→ **What the task requires**: Look through the listing for the word "Propriétés". Copy each line that has it.

→ **Data entries**:
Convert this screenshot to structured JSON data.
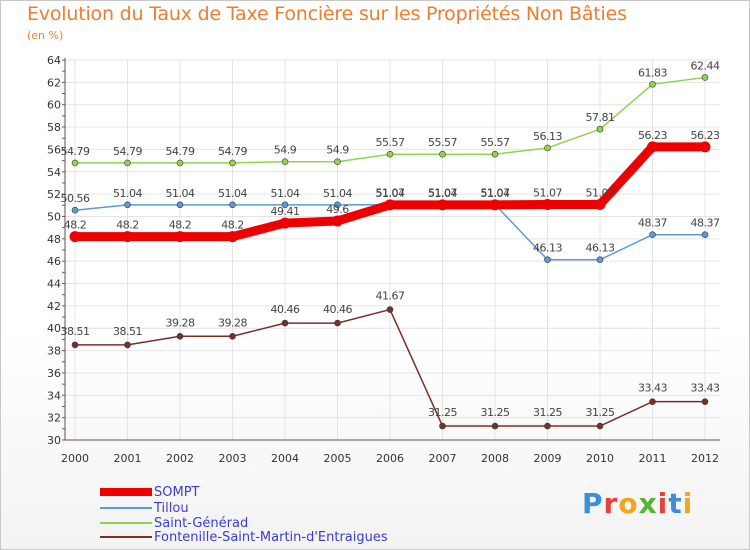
{
  "title": "Evolution du Taux de Taxe Foncière sur les Propriétés Non Bâties",
  "subtitle": "(en %)",
  "logo": {
    "text": "Proxiti",
    "letter_colors": [
      "#3a8fd8",
      "#e8413a",
      "#f2a51e",
      "#55b52f",
      "#e8413a",
      "#3a8fd8",
      "#f2a51e"
    ]
  },
  "chart_data": {
    "type": "line",
    "title": "Evolution du Taux de Taxe Foncière sur les Propriétés Non Bâties",
    "ylabel": "(en %)",
    "xlabel": "",
    "categories": [
      "2000",
      "2001",
      "2002",
      "2003",
      "2004",
      "2005",
      "2006",
      "2007",
      "2008",
      "2009",
      "2010",
      "2011",
      "2012"
    ],
    "ylim": [
      30,
      64
    ],
    "yticks": [
      30,
      32,
      34,
      36,
      38,
      40,
      42,
      44,
      46,
      48,
      50,
      52,
      54,
      56,
      58,
      60,
      62,
      64
    ],
    "grid": true,
    "legend_position": "bottom-left",
    "series": [
      {
        "name": "SOMPT",
        "color": "#ee0000",
        "values": [
          48.2,
          48.2,
          48.2,
          48.2,
          49.41,
          49.6,
          51.04,
          51.04,
          51.04,
          51.07,
          51.07,
          56.23,
          56.23
        ],
        "labels": [
          "48.2",
          "48.2",
          "48.2",
          "48.2",
          "49.41",
          "49.6",
          "51.04",
          "51.04",
          "51.04",
          "51.07",
          "51.07",
          "56.23",
          "56.23"
        ]
      },
      {
        "name": "Tillou",
        "color": "#5b9bd5",
        "values": [
          50.56,
          51.04,
          51.04,
          51.04,
          51.04,
          51.04,
          51.07,
          51.07,
          51.07,
          46.13,
          46.13,
          48.37,
          48.37
        ],
        "labels": [
          "50.56",
          "51.04",
          "51.04",
          "51.04",
          "51.04",
          "51.04",
          "51.07",
          "51.07",
          "51.07",
          "46.13",
          "46.13",
          "48.37",
          "48.37"
        ]
      },
      {
        "name": "Saint-Générad",
        "color": "#8fd44f",
        "values": [
          54.79,
          54.79,
          54.79,
          54.79,
          54.9,
          54.9,
          55.57,
          55.57,
          55.57,
          56.13,
          57.81,
          61.83,
          62.44
        ],
        "labels": [
          "54.79",
          "54.79",
          "54.79",
          "54.79",
          "54.9",
          "54.9",
          "55.57",
          "55.57",
          "55.57",
          "56.13",
          "57.81",
          "61.83",
          "62.44"
        ]
      },
      {
        "name": "Fontenille-Saint-Martin-d'Entraigues",
        "color": "#7a2e2a",
        "values": [
          38.51,
          38.51,
          39.28,
          39.28,
          40.46,
          40.46,
          41.67,
          31.25,
          31.25,
          31.25,
          31.25,
          33.43,
          33.43
        ],
        "labels": [
          "38.51",
          "38.51",
          "39.28",
          "39.28",
          "40.46",
          "40.46",
          "41.67",
          "31.25",
          "31.25",
          "31.25",
          "31.25",
          "33.43",
          "33.43"
        ]
      }
    ]
  }
}
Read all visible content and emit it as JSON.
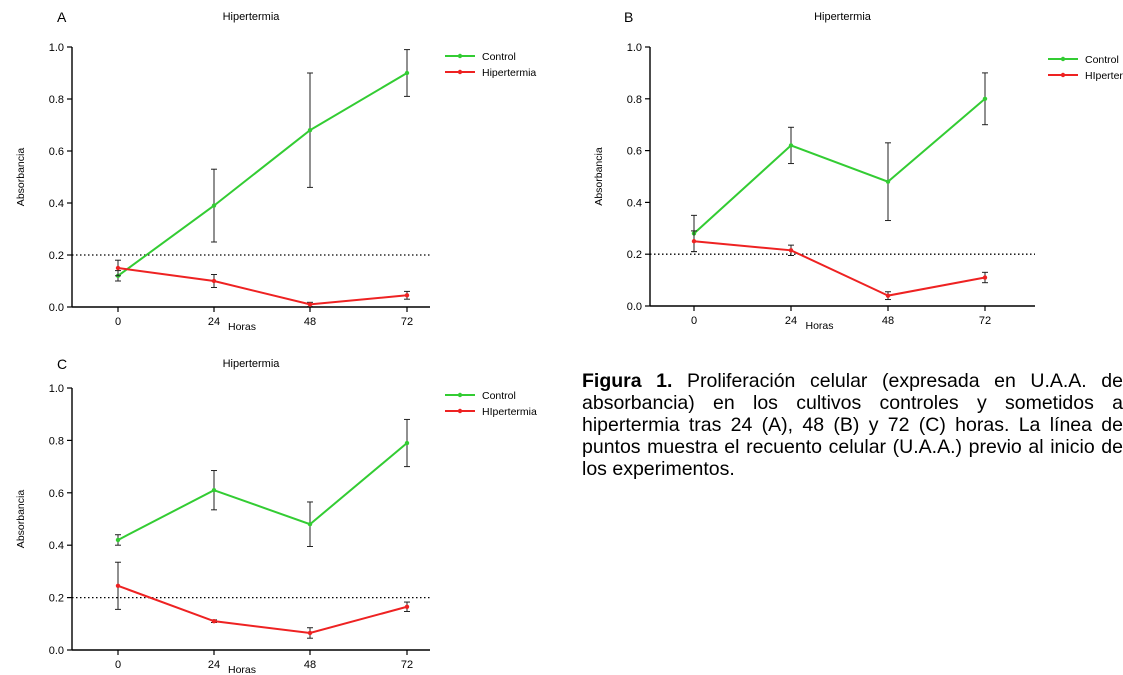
{
  "colors": {
    "control": "#33cc33",
    "hipertermia": "#ee2222",
    "axis": "#000000",
    "reference": "#000000"
  },
  "caption": {
    "lead": "Figura 1.",
    "text": " Proliferación celular (expresada en U.A.A. de absorbancia) en los cultivos controles y sometidos a hipertermia tras 24 (A), 48 (B) y 72 (C) horas. La línea de puntos muestra el recuento celular (U.A.A.) previo al inicio de los experimentos."
  },
  "chart_data": [
    {
      "type": "line",
      "panel": "A",
      "title": "Hipertermia",
      "xlabel": "Horas",
      "ylabel": "Absorbancia",
      "x": [
        0,
        24,
        48,
        72
      ],
      "xticks": [
        "0",
        "24",
        "48",
        "72"
      ],
      "yticks": [
        "0.0",
        "0.2",
        "0.4",
        "0.6",
        "0.8",
        "1.0"
      ],
      "ylim": [
        0,
        1.0
      ],
      "reference_line": 0.2,
      "legend_position": "top-right",
      "series": [
        {
          "name": "Control",
          "color": "#33cc33",
          "values": [
            0.12,
            0.39,
            0.68,
            0.9
          ],
          "error": [
            0.02,
            0.14,
            0.22,
            0.09
          ]
        },
        {
          "name": "Hipertermia",
          "color": "#ee2222",
          "values": [
            0.15,
            0.1,
            0.01,
            0.045
          ],
          "error": [
            0.03,
            0.025,
            0.008,
            0.015
          ]
        }
      ]
    },
    {
      "type": "line",
      "panel": "B",
      "title": "Hipertermia",
      "xlabel": "Horas",
      "ylabel": "Absorbancia",
      "x": [
        0,
        24,
        48,
        72
      ],
      "xticks": [
        "0",
        "24",
        "48",
        "72"
      ],
      "yticks": [
        "0.0",
        "0.2",
        "0.4",
        "0.6",
        "0.8",
        "1.0"
      ],
      "ylim": [
        0,
        1.0
      ],
      "reference_line": 0.2,
      "legend_position": "top-right",
      "series": [
        {
          "name": "Control",
          "color": "#33cc33",
          "values": [
            0.28,
            0.62,
            0.48,
            0.8
          ],
          "error": [
            0.07,
            0.07,
            0.15,
            0.1
          ]
        },
        {
          "name": "HIpertermia",
          "color": "#ee2222",
          "values": [
            0.25,
            0.215,
            0.04,
            0.11
          ],
          "error": [
            0.04,
            0.02,
            0.015,
            0.02
          ]
        }
      ]
    },
    {
      "type": "line",
      "panel": "C",
      "title": "Hipertermia",
      "xlabel": "Horas",
      "ylabel": "Absorbancia",
      "x": [
        0,
        24,
        48,
        72
      ],
      "xticks": [
        "0",
        "24",
        "48",
        "72"
      ],
      "yticks": [
        "0.0",
        "0.2",
        "0.4",
        "0.6",
        "0.8",
        "1.0"
      ],
      "ylim": [
        0,
        1.0
      ],
      "reference_line": 0.2,
      "legend_position": "top-right",
      "series": [
        {
          "name": "Control",
          "color": "#33cc33",
          "values": [
            0.42,
            0.61,
            0.48,
            0.79
          ],
          "error": [
            0.02,
            0.075,
            0.085,
            0.09
          ]
        },
        {
          "name": "HIpertermia",
          "color": "#ee2222",
          "values": [
            0.245,
            0.11,
            0.065,
            0.165
          ],
          "error": [
            0.09,
            0.005,
            0.02,
            0.018
          ]
        }
      ]
    }
  ]
}
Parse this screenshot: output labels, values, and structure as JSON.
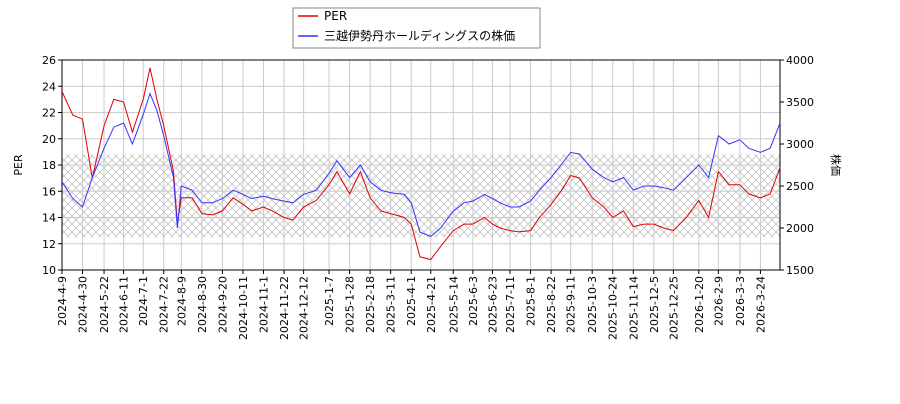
{
  "chart_data": {
    "type": "line",
    "x": [
      "2024-4-9",
      "2024-4-20",
      "2024-4-30",
      "2024-5-10",
      "2024-5-22",
      "2024-6-1",
      "2024-6-11",
      "2024-6-20",
      "2024-7-1",
      "2024-7-8",
      "2024-7-15",
      "2024-7-22",
      "2024-8-1",
      "2024-8-5",
      "2024-8-9",
      "2024-8-20",
      "2024-8-30",
      "2024-9-10",
      "2024-9-20",
      "2024-10-1",
      "2024-10-11",
      "2024-10-20",
      "2024-11-1",
      "2024-11-10",
      "2024-11-22",
      "2024-12-1",
      "2024-12-12",
      "2024-12-25",
      "2025-1-7",
      "2025-1-15",
      "2025-1-28",
      "2025-2-8",
      "2025-2-18",
      "2025-3-1",
      "2025-3-11",
      "2025-3-25",
      "2025-4-1",
      "2025-4-10",
      "2025-4-21",
      "2025-5-1",
      "2025-5-14",
      "2025-5-25",
      "2025-6-3",
      "2025-6-15",
      "2025-6-23",
      "2025-7-1",
      "2025-7-11",
      "2025-7-20",
      "2025-8-1",
      "2025-8-10",
      "2025-8-22",
      "2025-9-1",
      "2025-9-11",
      "2025-9-20",
      "2025-10-3",
      "2025-10-15",
      "2025-10-24",
      "2025-11-4",
      "2025-11-14",
      "2025-11-25",
      "2025-12-5",
      "2025-12-15",
      "2025-12-25",
      "2026-1-7",
      "2026-1-20",
      "2026-1-30",
      "2026-2-9",
      "2026-2-20",
      "2026-3-3",
      "2026-3-12",
      "2026-3-24",
      "2026-4-3",
      "2026-4-13"
    ],
    "series": [
      {
        "name": "PER",
        "color": "#dd0000",
        "values": [
          23.6,
          21.8,
          21.5,
          17.0,
          21.0,
          23.0,
          22.8,
          20.5,
          23.0,
          25.4,
          23.0,
          21.0,
          17.5,
          13.5,
          15.5,
          15.5,
          14.3,
          14.2,
          14.5,
          15.5,
          15.0,
          14.5,
          14.8,
          14.5,
          14.0,
          13.8,
          14.8,
          15.3,
          16.5,
          17.5,
          15.8,
          17.5,
          15.5,
          14.5,
          14.3,
          14.0,
          13.5,
          11.0,
          10.8,
          11.8,
          13.0,
          13.5,
          13.5,
          14.0,
          13.5,
          13.2,
          13.0,
          12.9,
          13.0,
          14.0,
          15.0,
          16.0,
          17.2,
          17.0,
          15.5,
          14.8,
          14.0,
          14.5,
          13.3,
          13.5,
          13.5,
          13.2,
          13.0,
          14.0,
          15.3,
          14.0,
          17.5,
          16.5,
          16.5,
          15.8,
          15.5,
          15.8,
          17.8
        ]
      },
      {
        "name": "三越伊勢丹ホールディングスの株価",
        "color": "#3333ff",
        "axis": "y2",
        "values": [
          2550,
          2350,
          2250,
          2600,
          2950,
          3200,
          3250,
          3000,
          3350,
          3600,
          3400,
          3100,
          2600,
          2000,
          2500,
          2450,
          2300,
          2300,
          2350,
          2450,
          2400,
          2350,
          2380,
          2350,
          2320,
          2300,
          2400,
          2450,
          2650,
          2800,
          2600,
          2750,
          2550,
          2450,
          2420,
          2400,
          2300,
          1950,
          1900,
          2000,
          2200,
          2300,
          2320,
          2400,
          2350,
          2300,
          2250,
          2250,
          2320,
          2450,
          2600,
          2750,
          2900,
          2880,
          2700,
          2600,
          2550,
          2600,
          2450,
          2500,
          2500,
          2480,
          2450,
          2600,
          2750,
          2600,
          3100,
          3000,
          3050,
          2950,
          2900,
          2950,
          3250
        ]
      }
    ],
    "y_label": "PER",
    "y2_label": "株価",
    "xlim": [
      "2024-4-9",
      "2026-4-13"
    ],
    "xticks": [
      "2024-4-9",
      "2024-4-30",
      "2024-5-22",
      "2024-6-11",
      "2024-7-1",
      "2024-7-22",
      "2024-8-9",
      "2024-8-30",
      "2024-9-20",
      "2024-10-11",
      "2024-11-1",
      "2024-11-22",
      "2024-12-12",
      "2025-1-7",
      "2025-1-28",
      "2025-2-18",
      "2025-3-11",
      "2025-4-1",
      "2025-4-21",
      "2025-5-14",
      "2025-6-3",
      "2025-6-23",
      "2025-7-11",
      "2025-8-1",
      "2025-8-22",
      "2025-9-11",
      "2025-10-3",
      "2025-10-24",
      "2025-11-14",
      "2025-12-5",
      "2025-12-25",
      "2026-1-20",
      "2026-2-9",
      "2026-3-3",
      "2026-3-24"
    ],
    "ylim": [
      10,
      26
    ],
    "yticks": [
      10,
      12,
      14,
      16,
      18,
      20,
      22,
      24,
      26
    ],
    "y2lim": [
      1500,
      4000
    ],
    "y2ticks": [
      1500,
      2000,
      2500,
      3000,
      3500,
      4000
    ],
    "shaded_band": [
      12.5,
      18.8
    ],
    "grid": true,
    "legend": "top"
  }
}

→ **Full answer**:
  "title": "Evolution du Taux de Taxe Foncière sur les Propriétés Non Bâties",
    "title": "Evolution du Taux de Taxe Foncière sur les Propriétés Non Bâties",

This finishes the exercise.